▶ [Reading text]:
------------------------------------------------
A feeling of ‘the good old days’ is created in the opening line: –
“My father worked with a horse-plough…”
Focussing on the fact that this is a recollection of ‘days gone by’ which were indeed days of happiness, there’s a suggestion here that perhaps the current status isn’t perfect at all.
Instantly, we know that the poet’s recollecting about his past with his father in this poem. He describes his father’s shoulders as being ‘globed like a full sail’, suggesting strength and power, and yet, elegance. This is the first hint of his father’s perfection when he was in his prime, and it’s such a different image of him compared to the broken man we meet crying in the porch in ‘Mid-term Break’. He’s the hero in this poem.
Seamus Heaney shows his true admiration of his father and how highly skilled he was in the final line of the first stanza and the entirety of the second stanza: –
“The horses strained at his clicking tongue.
An expert…”
He’s not only ‘good’ at his work, he is an ‘expert’ working at the highest level of quality possible. We see more and more evidence of his perfection throughout the second and third stanzas: –
“…The sod rolled over without breaking
…with a single pluck
Of reins, the sweating team turned round…”
No mess. No fuss. This man is completely and utterly remarkable in his work, and it’s no wonder that he has his young son’s full admiration, whereas in ‘Mid-term Break’, Seamus Heaney show’s no admiration for his father whatsoever. An image is created here of a ‘strong, graceful ship of power’, which is quite the opposite to the image created in ‘Mid-Term Break’, which is of a ‘strong, graceful ship of power’ that has crashed upon the rocks: –
“…I met my father crying –
He had always taken funerals in his stride…”
The degree of accuracy of Seamus Heaney’s father’s work is effectively described in the third stanza: –
“…Mapping the furrow exactly.”
------------------------------------------------
Element and coordinate records
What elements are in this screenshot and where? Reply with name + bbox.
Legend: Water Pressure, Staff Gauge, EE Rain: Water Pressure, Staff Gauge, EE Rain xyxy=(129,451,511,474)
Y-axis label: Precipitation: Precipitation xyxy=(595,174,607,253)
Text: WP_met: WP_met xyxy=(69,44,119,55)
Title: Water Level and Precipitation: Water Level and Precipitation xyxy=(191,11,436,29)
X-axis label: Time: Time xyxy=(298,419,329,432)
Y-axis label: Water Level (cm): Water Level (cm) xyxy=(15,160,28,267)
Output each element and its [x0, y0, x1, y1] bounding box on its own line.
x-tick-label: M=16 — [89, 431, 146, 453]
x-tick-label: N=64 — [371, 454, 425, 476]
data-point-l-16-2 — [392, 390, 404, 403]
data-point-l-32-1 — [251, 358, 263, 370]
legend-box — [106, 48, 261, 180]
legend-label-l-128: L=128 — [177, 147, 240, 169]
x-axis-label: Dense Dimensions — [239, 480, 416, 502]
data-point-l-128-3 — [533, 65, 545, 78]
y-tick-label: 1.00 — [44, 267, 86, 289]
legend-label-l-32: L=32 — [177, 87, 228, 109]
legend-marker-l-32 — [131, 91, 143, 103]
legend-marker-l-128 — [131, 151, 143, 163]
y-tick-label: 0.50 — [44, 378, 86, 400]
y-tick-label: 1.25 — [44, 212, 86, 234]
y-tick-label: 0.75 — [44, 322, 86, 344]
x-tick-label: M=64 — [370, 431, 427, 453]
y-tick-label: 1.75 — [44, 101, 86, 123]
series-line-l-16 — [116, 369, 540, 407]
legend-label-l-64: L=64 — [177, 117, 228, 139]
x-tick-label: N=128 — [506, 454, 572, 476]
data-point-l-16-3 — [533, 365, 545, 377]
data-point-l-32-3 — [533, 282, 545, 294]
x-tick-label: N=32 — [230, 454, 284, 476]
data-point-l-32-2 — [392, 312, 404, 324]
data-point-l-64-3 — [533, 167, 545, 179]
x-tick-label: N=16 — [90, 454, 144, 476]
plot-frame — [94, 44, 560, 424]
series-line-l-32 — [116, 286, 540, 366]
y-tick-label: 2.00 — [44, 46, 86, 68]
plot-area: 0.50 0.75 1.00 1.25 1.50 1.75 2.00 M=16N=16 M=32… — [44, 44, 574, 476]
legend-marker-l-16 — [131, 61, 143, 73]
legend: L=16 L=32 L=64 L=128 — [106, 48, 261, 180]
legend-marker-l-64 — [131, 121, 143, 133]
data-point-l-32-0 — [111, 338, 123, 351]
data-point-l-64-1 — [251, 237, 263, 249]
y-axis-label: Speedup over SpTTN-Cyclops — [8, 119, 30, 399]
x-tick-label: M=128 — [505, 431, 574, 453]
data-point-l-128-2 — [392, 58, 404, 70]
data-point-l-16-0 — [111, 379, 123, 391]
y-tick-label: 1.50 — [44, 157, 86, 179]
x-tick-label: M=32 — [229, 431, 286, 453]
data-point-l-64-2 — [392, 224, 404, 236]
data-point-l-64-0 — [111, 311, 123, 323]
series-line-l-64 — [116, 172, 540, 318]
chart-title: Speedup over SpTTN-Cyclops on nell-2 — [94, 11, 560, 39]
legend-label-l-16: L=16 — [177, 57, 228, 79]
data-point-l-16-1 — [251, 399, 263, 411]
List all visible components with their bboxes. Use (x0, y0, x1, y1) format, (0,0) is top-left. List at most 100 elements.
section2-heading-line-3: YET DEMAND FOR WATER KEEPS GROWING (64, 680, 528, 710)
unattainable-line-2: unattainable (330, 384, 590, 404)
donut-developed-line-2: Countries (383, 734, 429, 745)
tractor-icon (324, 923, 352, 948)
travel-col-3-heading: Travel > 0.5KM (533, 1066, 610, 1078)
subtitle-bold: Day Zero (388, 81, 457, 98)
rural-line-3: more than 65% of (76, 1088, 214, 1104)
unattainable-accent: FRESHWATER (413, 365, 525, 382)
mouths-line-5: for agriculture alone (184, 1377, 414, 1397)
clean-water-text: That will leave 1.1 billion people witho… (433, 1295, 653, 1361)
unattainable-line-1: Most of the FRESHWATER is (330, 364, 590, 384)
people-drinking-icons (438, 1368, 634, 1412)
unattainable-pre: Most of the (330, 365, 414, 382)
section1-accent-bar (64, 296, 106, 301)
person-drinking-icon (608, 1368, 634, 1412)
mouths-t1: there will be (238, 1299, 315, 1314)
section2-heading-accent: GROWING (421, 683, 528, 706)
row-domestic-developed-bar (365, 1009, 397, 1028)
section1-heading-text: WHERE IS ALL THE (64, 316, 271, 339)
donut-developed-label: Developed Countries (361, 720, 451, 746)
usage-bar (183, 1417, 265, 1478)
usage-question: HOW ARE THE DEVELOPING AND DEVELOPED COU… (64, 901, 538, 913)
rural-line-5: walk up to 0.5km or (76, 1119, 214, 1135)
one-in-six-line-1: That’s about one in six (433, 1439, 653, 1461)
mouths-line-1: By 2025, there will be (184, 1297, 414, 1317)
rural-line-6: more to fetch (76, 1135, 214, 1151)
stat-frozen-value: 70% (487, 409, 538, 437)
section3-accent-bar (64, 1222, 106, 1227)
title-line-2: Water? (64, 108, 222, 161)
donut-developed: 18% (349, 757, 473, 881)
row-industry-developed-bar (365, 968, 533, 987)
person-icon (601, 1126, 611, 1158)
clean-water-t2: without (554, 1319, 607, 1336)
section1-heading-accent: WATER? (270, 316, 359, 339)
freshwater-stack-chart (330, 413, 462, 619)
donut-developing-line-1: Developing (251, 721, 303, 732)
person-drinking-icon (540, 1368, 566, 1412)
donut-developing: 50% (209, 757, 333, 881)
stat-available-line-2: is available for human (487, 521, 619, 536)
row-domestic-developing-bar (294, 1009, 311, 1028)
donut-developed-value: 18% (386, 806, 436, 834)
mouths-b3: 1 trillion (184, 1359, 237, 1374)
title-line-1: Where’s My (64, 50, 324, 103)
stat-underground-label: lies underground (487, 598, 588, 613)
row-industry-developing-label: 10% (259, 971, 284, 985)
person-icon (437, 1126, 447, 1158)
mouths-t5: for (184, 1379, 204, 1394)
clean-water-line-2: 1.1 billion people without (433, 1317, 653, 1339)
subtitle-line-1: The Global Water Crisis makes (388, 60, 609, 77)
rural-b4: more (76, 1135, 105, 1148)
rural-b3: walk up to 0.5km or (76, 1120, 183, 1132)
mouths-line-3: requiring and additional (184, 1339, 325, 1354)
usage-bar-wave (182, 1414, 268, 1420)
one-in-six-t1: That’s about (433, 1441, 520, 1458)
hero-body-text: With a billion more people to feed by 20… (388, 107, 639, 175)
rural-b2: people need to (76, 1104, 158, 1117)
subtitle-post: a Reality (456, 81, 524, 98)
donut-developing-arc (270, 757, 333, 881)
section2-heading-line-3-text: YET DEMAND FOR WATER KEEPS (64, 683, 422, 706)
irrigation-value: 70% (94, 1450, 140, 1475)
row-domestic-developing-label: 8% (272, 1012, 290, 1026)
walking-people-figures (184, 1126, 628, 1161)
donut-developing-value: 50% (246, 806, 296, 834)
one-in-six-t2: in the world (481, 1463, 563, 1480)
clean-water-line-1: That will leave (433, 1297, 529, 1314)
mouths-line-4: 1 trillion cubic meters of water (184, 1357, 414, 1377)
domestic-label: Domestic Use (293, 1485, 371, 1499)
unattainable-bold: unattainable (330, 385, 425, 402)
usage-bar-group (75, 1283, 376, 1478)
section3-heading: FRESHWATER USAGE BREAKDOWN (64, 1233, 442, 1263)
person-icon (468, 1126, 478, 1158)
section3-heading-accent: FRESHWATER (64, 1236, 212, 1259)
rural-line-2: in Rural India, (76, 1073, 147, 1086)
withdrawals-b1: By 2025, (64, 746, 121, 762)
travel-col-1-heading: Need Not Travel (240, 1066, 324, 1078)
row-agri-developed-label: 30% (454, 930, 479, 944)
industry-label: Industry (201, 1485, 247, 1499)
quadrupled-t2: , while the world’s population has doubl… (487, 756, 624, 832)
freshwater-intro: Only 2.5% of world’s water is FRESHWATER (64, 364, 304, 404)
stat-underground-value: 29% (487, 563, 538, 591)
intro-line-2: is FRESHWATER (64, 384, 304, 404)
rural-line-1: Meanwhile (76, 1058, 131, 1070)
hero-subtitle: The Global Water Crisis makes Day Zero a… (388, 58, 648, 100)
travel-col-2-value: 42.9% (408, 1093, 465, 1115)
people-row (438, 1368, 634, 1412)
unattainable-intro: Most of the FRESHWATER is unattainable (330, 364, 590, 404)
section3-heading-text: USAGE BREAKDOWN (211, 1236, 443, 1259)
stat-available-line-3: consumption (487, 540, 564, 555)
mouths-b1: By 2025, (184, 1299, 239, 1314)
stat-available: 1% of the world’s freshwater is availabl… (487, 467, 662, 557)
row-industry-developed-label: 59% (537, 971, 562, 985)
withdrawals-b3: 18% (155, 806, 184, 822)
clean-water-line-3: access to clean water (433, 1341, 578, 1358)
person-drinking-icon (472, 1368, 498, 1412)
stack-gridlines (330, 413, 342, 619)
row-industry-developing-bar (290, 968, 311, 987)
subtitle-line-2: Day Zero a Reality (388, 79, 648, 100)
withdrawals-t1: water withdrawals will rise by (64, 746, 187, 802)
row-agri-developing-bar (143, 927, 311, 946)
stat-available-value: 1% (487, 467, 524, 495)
------------------------------------------------
▶ [Aim]:
Answer these questions from the commentary on the poem:
(a) With what phrase does the poet describe his father's shoulders?
(b) In which poem do we meet the father crying in the porch?
(c) In which stanza is the accuracy of the father's work described?
These records are separate material and are unrelated to the commentary on the poem.

▶ [Task answer]:
(a) 'globed like a full sail'
(b) 'Mid-term Break'
(c) The third stanza